Copy, from the entries below, each line in which the string "JSON" appears.

Data supplied:
::::::::::
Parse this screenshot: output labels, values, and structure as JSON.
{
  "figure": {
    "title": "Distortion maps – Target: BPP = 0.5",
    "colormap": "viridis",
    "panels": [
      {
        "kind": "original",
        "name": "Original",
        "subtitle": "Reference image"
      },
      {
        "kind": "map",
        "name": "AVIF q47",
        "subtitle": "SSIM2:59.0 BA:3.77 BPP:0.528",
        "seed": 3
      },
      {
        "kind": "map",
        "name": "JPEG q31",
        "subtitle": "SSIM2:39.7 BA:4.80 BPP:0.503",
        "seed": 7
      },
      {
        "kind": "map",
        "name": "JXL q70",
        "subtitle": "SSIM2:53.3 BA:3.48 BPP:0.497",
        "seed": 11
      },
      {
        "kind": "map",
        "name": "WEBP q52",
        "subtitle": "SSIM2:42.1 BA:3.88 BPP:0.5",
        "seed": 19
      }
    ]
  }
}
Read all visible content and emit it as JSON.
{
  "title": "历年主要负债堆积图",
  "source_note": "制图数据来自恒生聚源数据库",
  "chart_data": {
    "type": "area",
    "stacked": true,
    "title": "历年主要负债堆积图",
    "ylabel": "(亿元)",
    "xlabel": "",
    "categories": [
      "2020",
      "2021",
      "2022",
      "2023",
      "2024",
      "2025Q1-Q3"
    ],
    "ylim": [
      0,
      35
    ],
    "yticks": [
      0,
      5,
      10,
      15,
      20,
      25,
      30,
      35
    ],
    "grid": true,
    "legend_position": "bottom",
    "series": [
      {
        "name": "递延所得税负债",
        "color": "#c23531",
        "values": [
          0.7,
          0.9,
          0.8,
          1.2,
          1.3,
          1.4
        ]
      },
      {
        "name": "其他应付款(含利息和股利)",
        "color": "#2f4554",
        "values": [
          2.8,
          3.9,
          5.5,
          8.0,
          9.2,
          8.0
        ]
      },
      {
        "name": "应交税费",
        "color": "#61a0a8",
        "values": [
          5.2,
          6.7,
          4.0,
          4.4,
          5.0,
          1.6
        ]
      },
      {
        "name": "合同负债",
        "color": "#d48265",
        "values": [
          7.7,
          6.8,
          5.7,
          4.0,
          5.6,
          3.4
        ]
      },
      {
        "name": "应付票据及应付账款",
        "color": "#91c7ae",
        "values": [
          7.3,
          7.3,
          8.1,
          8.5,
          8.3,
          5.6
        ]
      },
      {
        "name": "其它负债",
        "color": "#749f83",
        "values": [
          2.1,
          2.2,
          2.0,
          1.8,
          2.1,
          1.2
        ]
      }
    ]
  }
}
::::::::::
Answer in full:
Parse this screenshot: output labels, values, and structure as JSON.
Read all visible content and emit it as JSON.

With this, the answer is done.